EXTRACTED INFORMATION —
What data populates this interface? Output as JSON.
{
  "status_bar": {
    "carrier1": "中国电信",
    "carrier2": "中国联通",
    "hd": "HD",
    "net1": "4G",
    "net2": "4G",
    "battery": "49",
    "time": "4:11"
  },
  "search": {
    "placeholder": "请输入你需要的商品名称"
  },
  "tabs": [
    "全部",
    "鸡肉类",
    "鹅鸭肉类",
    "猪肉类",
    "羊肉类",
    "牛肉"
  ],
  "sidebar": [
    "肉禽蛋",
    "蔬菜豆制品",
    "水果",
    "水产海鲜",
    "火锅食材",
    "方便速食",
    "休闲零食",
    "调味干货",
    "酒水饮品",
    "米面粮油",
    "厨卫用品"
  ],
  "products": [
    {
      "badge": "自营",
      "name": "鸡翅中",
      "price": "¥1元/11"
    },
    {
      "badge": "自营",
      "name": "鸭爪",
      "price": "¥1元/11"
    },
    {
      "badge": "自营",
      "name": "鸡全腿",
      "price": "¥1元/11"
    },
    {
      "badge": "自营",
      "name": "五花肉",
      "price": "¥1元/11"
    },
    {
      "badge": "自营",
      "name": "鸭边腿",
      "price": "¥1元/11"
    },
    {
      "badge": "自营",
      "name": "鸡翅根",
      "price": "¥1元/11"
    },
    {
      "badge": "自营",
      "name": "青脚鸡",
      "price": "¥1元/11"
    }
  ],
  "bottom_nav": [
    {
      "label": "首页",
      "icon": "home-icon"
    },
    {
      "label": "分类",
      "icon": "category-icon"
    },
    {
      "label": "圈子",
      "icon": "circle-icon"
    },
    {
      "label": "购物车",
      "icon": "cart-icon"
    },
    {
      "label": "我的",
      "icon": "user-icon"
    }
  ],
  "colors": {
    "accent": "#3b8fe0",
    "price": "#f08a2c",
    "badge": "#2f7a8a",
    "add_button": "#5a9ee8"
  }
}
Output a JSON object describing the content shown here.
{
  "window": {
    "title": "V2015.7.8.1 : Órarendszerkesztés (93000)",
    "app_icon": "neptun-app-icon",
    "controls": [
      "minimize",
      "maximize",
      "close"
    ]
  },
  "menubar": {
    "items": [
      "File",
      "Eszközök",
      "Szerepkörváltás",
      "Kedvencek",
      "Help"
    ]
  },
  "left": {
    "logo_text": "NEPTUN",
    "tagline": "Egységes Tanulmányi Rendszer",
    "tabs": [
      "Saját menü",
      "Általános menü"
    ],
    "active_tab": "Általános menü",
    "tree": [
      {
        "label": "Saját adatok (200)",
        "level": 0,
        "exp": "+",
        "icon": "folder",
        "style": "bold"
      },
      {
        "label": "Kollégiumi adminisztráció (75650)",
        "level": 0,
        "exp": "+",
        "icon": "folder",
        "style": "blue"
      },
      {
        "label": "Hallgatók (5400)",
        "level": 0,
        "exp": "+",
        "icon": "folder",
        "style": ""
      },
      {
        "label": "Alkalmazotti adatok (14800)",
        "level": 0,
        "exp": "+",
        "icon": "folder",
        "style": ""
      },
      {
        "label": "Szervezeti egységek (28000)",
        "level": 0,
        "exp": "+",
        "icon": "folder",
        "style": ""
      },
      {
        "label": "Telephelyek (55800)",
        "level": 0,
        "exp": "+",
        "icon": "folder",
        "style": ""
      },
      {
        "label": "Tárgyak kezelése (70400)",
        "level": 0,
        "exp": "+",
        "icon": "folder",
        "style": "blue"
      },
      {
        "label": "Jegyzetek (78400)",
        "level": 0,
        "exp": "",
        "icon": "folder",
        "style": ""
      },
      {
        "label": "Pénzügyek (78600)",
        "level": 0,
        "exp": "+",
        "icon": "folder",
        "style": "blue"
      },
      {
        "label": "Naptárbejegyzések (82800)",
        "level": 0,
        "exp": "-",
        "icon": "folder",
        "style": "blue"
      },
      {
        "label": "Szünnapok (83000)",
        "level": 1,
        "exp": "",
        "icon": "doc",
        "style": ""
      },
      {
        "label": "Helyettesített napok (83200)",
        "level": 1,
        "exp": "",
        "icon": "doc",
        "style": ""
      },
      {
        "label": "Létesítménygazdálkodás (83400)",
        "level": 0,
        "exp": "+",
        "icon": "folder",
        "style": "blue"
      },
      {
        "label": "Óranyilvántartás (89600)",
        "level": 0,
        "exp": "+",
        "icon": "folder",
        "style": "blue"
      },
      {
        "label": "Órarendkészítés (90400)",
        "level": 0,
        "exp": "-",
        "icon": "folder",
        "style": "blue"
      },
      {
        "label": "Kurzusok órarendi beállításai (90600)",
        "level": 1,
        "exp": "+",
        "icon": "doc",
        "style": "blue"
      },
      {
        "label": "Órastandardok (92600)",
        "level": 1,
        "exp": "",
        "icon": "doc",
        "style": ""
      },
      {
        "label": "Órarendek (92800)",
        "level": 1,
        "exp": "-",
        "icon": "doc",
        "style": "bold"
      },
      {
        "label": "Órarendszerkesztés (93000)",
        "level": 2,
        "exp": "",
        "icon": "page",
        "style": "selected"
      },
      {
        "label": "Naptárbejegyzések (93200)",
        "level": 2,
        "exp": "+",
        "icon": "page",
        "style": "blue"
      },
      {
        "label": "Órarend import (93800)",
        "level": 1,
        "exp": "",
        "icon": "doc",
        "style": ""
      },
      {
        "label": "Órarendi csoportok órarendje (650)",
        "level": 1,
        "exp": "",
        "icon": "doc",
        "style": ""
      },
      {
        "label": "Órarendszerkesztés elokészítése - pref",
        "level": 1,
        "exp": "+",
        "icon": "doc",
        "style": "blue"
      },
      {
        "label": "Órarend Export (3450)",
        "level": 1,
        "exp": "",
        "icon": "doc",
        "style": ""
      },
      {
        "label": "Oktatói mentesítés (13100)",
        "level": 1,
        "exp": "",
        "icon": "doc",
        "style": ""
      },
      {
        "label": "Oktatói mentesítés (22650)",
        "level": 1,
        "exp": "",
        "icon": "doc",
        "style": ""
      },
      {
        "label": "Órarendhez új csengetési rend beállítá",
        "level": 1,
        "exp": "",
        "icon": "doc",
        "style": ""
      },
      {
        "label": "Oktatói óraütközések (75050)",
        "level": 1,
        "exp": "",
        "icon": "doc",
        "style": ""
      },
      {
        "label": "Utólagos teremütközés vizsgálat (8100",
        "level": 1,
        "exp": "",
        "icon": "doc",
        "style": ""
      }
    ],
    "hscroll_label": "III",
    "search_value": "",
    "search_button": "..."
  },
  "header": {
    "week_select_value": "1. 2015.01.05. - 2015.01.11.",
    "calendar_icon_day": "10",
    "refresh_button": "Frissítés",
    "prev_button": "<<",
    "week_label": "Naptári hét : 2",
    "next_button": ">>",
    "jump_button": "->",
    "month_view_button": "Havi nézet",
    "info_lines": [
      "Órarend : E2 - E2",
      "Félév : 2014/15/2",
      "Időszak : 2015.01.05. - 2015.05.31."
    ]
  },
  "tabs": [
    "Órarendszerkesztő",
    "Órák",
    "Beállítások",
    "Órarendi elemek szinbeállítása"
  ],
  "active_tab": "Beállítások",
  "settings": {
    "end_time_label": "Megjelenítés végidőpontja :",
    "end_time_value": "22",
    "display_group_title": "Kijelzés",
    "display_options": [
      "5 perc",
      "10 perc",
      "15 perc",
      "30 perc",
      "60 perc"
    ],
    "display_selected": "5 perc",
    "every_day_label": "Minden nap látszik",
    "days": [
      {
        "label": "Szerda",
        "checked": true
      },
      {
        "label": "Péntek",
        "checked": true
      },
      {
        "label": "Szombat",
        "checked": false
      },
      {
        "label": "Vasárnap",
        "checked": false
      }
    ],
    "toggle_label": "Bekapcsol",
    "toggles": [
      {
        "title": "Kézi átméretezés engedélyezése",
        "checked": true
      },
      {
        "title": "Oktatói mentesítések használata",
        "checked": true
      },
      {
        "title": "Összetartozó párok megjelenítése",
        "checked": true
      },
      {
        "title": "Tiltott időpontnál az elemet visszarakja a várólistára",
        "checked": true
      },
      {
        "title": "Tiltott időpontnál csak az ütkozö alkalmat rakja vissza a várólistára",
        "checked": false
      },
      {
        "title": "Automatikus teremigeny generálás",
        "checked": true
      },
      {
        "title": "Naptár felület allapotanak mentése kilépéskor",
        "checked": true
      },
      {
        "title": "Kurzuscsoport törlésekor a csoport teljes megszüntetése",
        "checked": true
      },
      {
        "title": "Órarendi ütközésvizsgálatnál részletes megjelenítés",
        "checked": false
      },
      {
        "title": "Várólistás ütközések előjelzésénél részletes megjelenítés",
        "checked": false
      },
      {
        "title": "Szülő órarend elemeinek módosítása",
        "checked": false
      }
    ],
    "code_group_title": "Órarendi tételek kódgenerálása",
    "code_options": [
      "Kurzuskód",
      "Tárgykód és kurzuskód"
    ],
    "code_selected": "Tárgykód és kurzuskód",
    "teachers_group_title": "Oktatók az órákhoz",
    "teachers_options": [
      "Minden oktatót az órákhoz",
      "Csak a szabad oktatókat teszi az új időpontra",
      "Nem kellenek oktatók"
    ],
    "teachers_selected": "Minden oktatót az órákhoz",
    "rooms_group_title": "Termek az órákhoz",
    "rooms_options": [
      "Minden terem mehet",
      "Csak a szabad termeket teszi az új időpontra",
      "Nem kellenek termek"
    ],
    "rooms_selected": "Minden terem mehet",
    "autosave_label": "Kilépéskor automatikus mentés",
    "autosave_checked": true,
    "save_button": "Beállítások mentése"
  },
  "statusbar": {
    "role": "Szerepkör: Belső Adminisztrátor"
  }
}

GIVEN PROBLEM — Your answer should be a single number: the count of lines in the data that include the word "Oktatói".

SOLUTION TO THE PROBLEM — 4